▶ Exercise description: Give again, unaltered, the line with "Extract all readable text from this page." and all lines that follow it in the listing below, minus any pictures.
---- Extracted entries
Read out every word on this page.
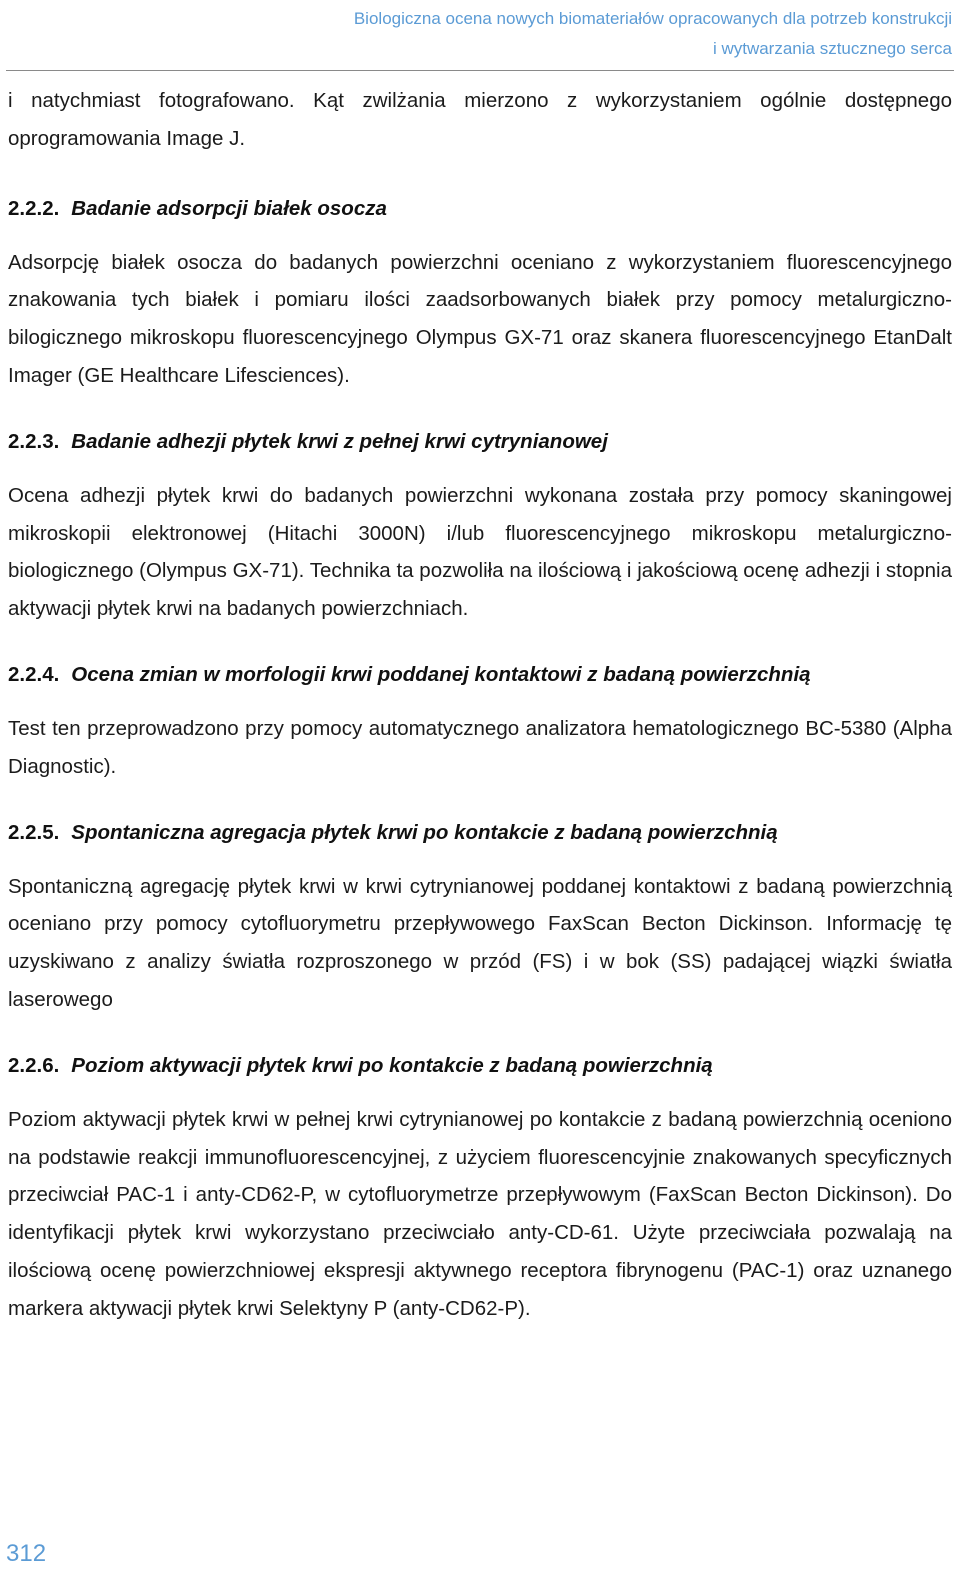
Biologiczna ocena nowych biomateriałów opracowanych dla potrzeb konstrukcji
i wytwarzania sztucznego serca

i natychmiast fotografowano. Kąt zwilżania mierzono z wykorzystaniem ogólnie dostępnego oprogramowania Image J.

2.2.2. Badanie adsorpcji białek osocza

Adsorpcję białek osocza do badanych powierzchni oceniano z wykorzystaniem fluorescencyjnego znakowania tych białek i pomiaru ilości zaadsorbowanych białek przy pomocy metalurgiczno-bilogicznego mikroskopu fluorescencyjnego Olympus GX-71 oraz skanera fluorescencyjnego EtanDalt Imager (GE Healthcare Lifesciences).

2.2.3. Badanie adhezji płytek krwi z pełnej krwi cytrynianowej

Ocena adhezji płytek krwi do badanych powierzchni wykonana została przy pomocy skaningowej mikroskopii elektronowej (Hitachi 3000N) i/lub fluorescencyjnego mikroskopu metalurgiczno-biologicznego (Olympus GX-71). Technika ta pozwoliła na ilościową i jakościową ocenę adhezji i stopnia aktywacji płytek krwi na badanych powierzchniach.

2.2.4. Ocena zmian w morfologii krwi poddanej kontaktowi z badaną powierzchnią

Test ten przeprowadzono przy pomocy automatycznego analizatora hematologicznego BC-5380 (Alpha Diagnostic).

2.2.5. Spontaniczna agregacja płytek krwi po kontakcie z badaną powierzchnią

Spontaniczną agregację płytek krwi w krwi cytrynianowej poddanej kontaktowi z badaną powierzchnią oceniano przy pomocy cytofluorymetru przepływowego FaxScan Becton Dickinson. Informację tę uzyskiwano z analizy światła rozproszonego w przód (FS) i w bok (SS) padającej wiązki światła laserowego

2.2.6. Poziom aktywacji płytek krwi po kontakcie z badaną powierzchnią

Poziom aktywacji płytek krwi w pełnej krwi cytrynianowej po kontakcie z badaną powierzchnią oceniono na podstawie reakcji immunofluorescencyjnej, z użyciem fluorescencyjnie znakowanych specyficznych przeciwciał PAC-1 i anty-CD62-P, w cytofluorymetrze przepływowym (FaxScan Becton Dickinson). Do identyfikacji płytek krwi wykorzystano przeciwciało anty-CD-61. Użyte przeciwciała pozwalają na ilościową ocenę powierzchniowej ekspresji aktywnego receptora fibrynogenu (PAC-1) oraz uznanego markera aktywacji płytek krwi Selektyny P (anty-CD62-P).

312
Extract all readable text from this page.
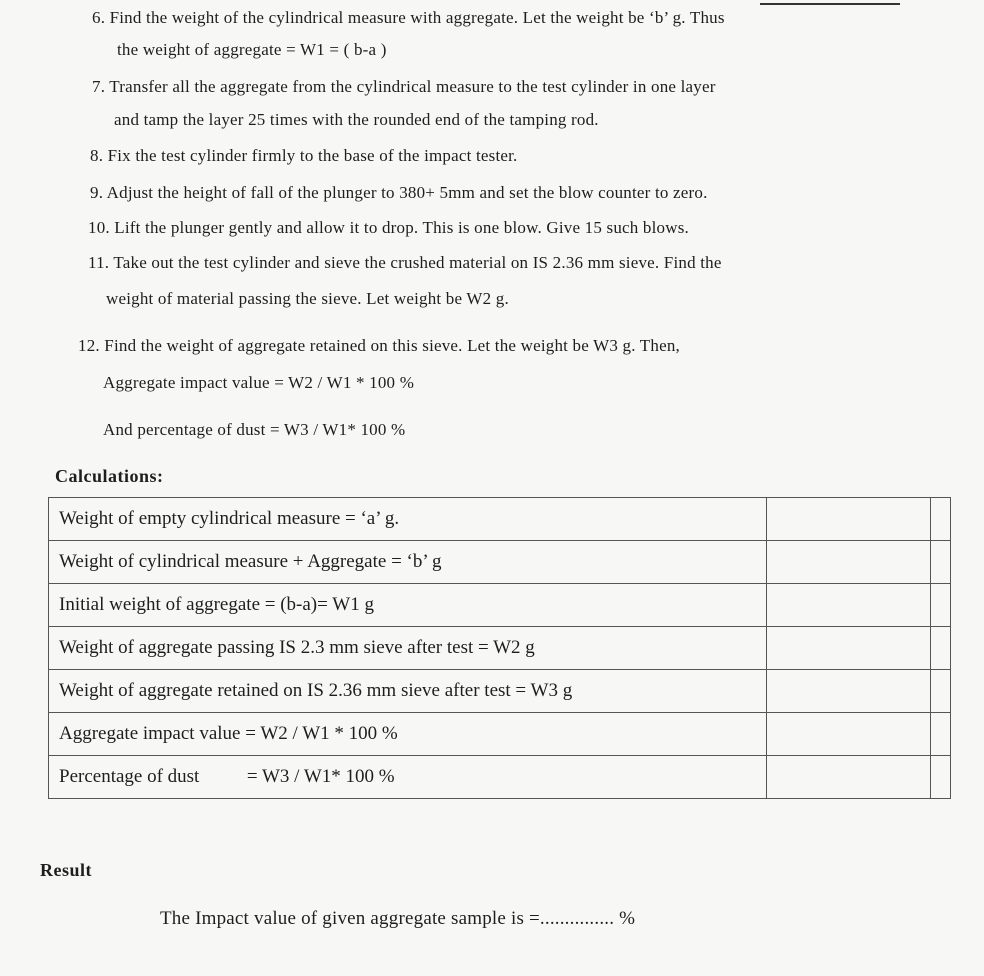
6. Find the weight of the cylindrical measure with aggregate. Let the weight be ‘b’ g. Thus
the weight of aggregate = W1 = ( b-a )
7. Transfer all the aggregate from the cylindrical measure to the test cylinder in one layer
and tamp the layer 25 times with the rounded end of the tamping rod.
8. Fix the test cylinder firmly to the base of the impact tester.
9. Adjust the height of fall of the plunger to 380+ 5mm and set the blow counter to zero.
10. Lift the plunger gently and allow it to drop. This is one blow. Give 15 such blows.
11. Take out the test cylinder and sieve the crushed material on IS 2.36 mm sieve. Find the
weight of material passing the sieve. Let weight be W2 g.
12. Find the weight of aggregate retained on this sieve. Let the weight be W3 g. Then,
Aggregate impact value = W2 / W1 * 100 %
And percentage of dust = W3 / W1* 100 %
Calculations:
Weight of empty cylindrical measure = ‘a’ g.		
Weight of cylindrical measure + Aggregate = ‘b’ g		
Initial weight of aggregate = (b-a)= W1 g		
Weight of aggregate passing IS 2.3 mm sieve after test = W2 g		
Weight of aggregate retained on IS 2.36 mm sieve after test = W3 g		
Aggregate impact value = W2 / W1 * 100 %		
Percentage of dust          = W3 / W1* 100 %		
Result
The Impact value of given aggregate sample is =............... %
--------
▶ Answer to the exercise:
Extract all readable text from this page.
6. Find the weight of the cylindrical measure with aggregate. Let the weight be ‘b’ g. Thus
the weight of aggregate = W1 = ( b-a )
7. Transfer all the aggregate from the cylindrical measure to the test cylinder in one layer
and tamp the layer 25 times with the rounded end of the tamping rod.
8. Fix the test cylinder firmly to the base of the impact tester.
9. Adjust the height of fall of the plunger to 380+ 5mm and set the blow counter to zero.
10. Lift the plunger gently and allow it to drop. This is one blow. Give 15 such blows.
11. Take out the test cylinder and sieve the crushed material on IS 2.36 mm sieve. Find the
weight of material passing the sieve. Let weight be W2 g.
12. Find the weight of aggregate retained on this sieve. Let the weight be W3 g. Then,
Aggregate impact value = W2 / W1 * 100 %
And percentage of dust = W3 / W1* 100 %
Calculations:
Weight of empty cylindrical measure = ‘a’ g.		
Weight of cylindrical measure + Aggregate = ‘b’ g		
Initial weight of aggregate = (b-a)= W1 g		
Weight of aggregate passing IS 2.3 mm sieve after test = W2 g		
Weight of aggregate retained on IS 2.36 mm sieve after test = W3 g		
Aggregate impact value = W2 / W1 * 100 %		
Percentage of dust          = W3 / W1* 100 %		
Result
The Impact value of given aggregate sample is =............... %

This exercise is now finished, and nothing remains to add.